## The task:
Quote all entries in full, exactly.

[Data entries]

----------------------------------------

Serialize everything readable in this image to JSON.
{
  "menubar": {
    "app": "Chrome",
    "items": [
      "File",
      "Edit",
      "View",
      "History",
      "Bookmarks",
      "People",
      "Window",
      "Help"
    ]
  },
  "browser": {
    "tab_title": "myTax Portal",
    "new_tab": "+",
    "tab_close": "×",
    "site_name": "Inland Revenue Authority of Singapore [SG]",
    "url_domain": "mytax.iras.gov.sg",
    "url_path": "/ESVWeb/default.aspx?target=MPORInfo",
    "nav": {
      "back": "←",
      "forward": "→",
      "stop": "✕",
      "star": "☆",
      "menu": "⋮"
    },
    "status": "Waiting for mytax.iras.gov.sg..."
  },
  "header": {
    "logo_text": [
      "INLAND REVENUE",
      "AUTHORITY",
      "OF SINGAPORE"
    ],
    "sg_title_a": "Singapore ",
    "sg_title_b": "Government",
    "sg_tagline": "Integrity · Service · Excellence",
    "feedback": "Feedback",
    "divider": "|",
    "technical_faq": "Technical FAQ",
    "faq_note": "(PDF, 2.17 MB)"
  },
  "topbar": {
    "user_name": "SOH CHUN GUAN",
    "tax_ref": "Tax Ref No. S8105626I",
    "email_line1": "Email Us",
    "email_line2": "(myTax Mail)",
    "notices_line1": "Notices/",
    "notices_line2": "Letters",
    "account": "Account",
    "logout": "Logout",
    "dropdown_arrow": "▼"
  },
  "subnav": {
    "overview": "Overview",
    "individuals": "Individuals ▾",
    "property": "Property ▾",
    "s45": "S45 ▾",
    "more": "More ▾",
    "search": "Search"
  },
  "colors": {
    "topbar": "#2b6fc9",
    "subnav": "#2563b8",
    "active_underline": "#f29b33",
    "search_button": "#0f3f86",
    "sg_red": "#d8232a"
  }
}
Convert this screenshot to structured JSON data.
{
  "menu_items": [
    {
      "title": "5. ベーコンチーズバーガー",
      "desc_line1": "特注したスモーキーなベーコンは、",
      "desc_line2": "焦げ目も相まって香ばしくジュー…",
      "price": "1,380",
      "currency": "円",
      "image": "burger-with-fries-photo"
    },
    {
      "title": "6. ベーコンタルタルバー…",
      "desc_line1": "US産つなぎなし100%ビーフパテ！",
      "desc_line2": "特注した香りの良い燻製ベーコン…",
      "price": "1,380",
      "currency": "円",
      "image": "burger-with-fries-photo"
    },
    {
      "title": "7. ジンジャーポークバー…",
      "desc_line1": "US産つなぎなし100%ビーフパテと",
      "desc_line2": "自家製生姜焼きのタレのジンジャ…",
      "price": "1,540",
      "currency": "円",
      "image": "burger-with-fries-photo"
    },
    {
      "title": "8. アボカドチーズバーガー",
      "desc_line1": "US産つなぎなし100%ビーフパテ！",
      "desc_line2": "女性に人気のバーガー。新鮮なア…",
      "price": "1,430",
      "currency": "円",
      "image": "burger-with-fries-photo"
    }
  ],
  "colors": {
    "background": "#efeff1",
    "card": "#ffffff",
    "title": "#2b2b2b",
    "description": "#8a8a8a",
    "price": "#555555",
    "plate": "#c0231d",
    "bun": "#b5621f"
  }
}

----------------------------------------

## Exercise output:
Serialize everything readable in this image to JSON.
{
  "menubar": {
    "app": "Chrome",
    "items": [
      "File",
      "Edit",
      "View",
      "History",
      "Bookmarks",
      "People",
      "Window",
      "Help"
    ]
  },
  "browser": {
    "tab_title": "myTax Portal",
    "new_tab": "+",
    "tab_close": "×",
    "site_name": "Inland Revenue Authority of Singapore [SG]",
    "url_domain": "mytax.iras.gov.sg",
    "url_path": "/ESVWeb/default.aspx?target=MPORInfo",
    "nav": {
      "back": "←",
      "forward": "→",
      "stop": "✕",
      "star": "☆",
      "menu": "⋮"
    },
    "status": "Waiting for mytax.iras.gov.sg..."
  },
  "header": {
    "logo_text": [
      "INLAND REVENUE",
      "AUTHORITY",
      "OF SINGAPORE"
    ],
    "sg_title_a": "Singapore ",
    "sg_title_b": "Government",
    "sg_tagline": "Integrity · Service · Excellence",
    "feedback": "Feedback",
    "divider": "|",
    "technical_faq": "Technical FAQ",
    "faq_note": "(PDF, 2.17 MB)"
  },
  "topbar": {
    "user_name": "SOH CHUN GUAN",
    "tax_ref": "Tax Ref No. S8105626I",
    "email_line1": "Email Us",
    "email_line2": "(myTax Mail)",
    "notices_line1": "Notices/",
    "notices_line2": "Letters",
    "account": "Account",
    "logout": "Logout",
    "dropdown_arrow": "▼"
  },
  "subnav": {
    "overview": "Overview",
    "individuals": "Individuals ▾",
    "property": "Property ▾",
    "s45": "S45 ▾",
    "more": "More ▾",
    "search": "Search"
  },
  "colors": {
    "topbar": "#2b6fc9",
    "subnav": "#2563b8",
    "active_underline": "#f29b33",
    "search_button": "#0f3f86",
    "sg_red": "#d8232a"
  }
}
Convert this screenshot to structured JSON data.
{
  "menu_items": [
    {
      "title": "5. ベーコンチーズバーガー",
      "desc_line1": "特注したスモーキーなベーコンは、",
      "desc_line2": "焦げ目も相まって香ばしくジュー…",
      "price": "1,380",
      "currency": "円",
      "image": "burger-with-fries-photo"
    },
    {
      "title": "6. ベーコンタルタルバー…",
      "desc_line1": "US産つなぎなし100%ビーフパテ！",
      "desc_line2": "特注した香りの良い燻製ベーコン…",
      "price": "1,380",
      "currency": "円",
      "image": "burger-with-fries-photo"
    },
    {
      "title": "7. ジンジャーポークバー…",
      "desc_line1": "US産つなぎなし100%ビーフパテと",
      "desc_line2": "自家製生姜焼きのタレのジンジャ…",
      "price": "1,540",
      "currency": "円",
      "image": "burger-with-fries-photo"
    },
    {
      "title": "8. アボカドチーズバーガー",
      "desc_line1": "US産つなぎなし100%ビーフパテ！",
      "desc_line2": "女性に人気のバーガー。新鮮なア…",
      "price": "1,430",
      "currency": "円",
      "image": "burger-with-fries-photo"
    }
  ],
  "colors": {
    "background": "#efeff1",
    "card": "#ffffff",
    "title": "#2b2b2b",
    "description": "#8a8a8a",
    "price": "#555555",
    "plate": "#c0231d",
    "bun": "#b5621f"
  }
}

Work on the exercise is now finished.